Copy every record exactly, and keep the pictures out.
□ □ □
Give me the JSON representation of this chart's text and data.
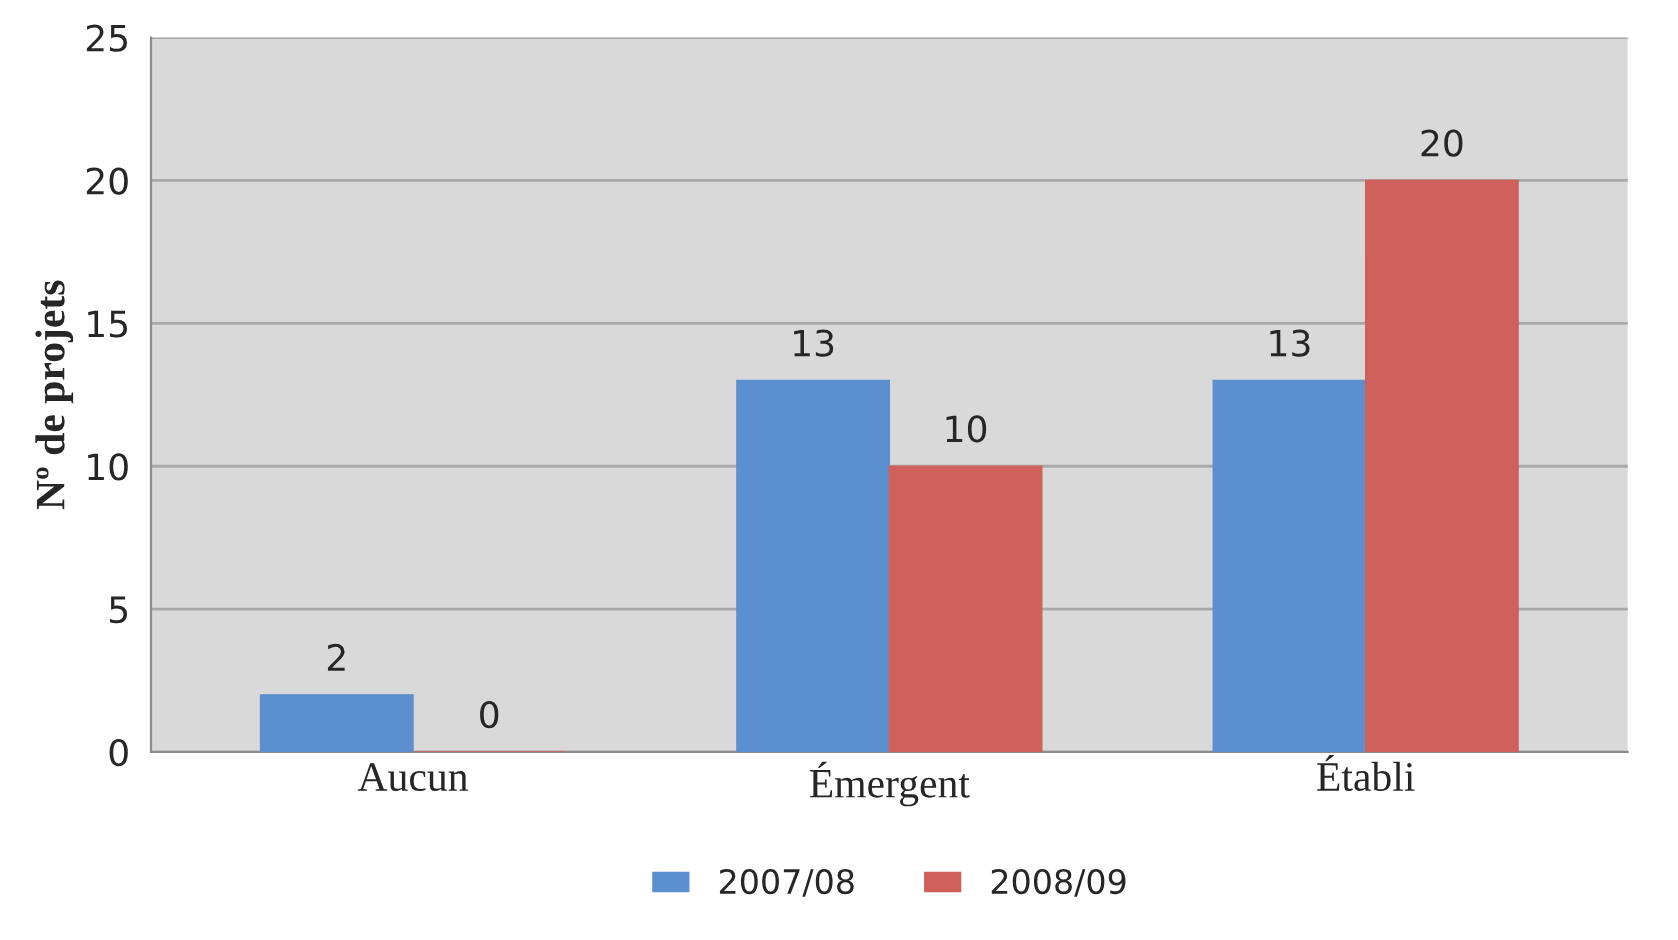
{
  "chart_data": {
    "type": "bar",
    "ylabel": "Nº de projets",
    "categories": [
      "Aucun",
      "Émergent",
      "Établi"
    ],
    "series": [
      {
        "name": "2007/08",
        "color": "#5b8fd0",
        "values": [
          2,
          13,
          13
        ]
      },
      {
        "name": "2008/09",
        "color": "#d0605c",
        "values": [
          0,
          10,
          20
        ]
      }
    ],
    "ylim": [
      0,
      25
    ],
    "yticks": [
      0,
      5,
      10,
      15,
      20,
      25
    ],
    "grid": "y",
    "legend": "bottom",
    "data_labels": true
  }
}
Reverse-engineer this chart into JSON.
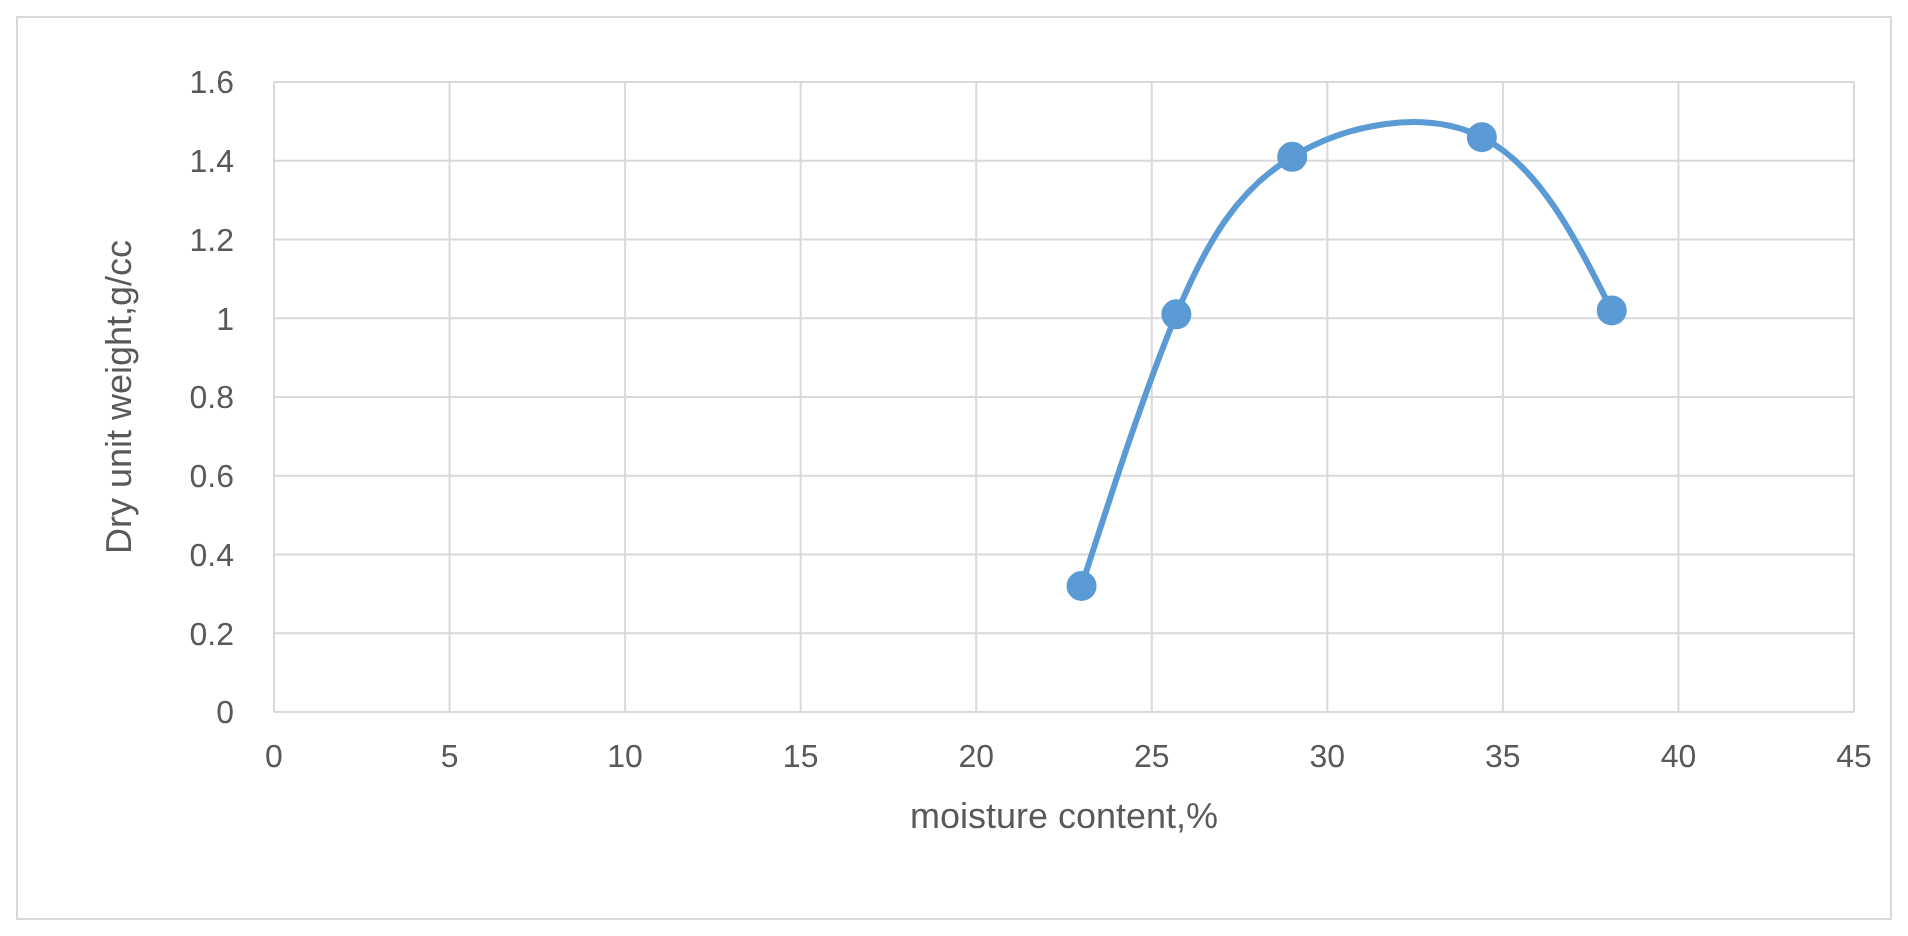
{
  "chart_data": {
    "type": "line",
    "xlabel": "moisture content,%",
    "ylabel": "Dry unit weight,g/cc",
    "x": [
      23.0,
      25.7,
      29.0,
      34.4,
      38.1
    ],
    "series": [
      {
        "color": "#5b9bd5",
        "values": [
          0.32,
          1.01,
          1.41,
          1.46,
          1.02
        ]
      }
    ],
    "xlim": [
      0,
      45
    ],
    "xticks": [
      0,
      5,
      10,
      15,
      20,
      25,
      30,
      35,
      40,
      45
    ],
    "ylim": [
      0,
      1.6
    ],
    "yticks": [
      0,
      0.2,
      0.4,
      0.6,
      0.8,
      1,
      1.2,
      1.4,
      1.6
    ],
    "grid": true,
    "marker": "circle",
    "line_style": "solid"
  }
}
□ □ □
CORRECT ANSWER =>
Give me the JSON representation of this chart's text and data.
{
  "chart_data": {
    "type": "bar",
    "ylabel": "Nº de projets",
    "categories": [
      "Aucun",
      "Émergent",
      "Établi"
    ],
    "series": [
      {
        "name": "2007/08",
        "color": "#5b8fd0",
        "values": [
          2,
          13,
          13
        ]
      },
      {
        "name": "2008/09",
        "color": "#d0605c",
        "values": [
          0,
          10,
          20
        ]
      }
    ],
    "ylim": [
      0,
      25
    ],
    "yticks": [
      0,
      5,
      10,
      15,
      20,
      25
    ],
    "grid": "y",
    "legend": "bottom",
    "data_labels": true
  }
}
Reverse-engineer this chart into JSON.
{
  "chart_data": {
    "type": "line",
    "xlabel": "moisture content,%",
    "ylabel": "Dry unit weight,g/cc",
    "x": [
      23.0,
      25.7,
      29.0,
      34.4,
      38.1
    ],
    "series": [
      {
        "color": "#5b9bd5",
        "values": [
          0.32,
          1.01,
          1.41,
          1.46,
          1.02
        ]
      }
    ],
    "xlim": [
      0,
      45
    ],
    "xticks": [
      0,
      5,
      10,
      15,
      20,
      25,
      30,
      35,
      40,
      45
    ],
    "ylim": [
      0,
      1.6
    ],
    "yticks": [
      0,
      0.2,
      0.4,
      0.6,
      0.8,
      1,
      1.2,
      1.4,
      1.6
    ],
    "grid": true,
    "marker": "circle",
    "line_style": "solid"
  }
}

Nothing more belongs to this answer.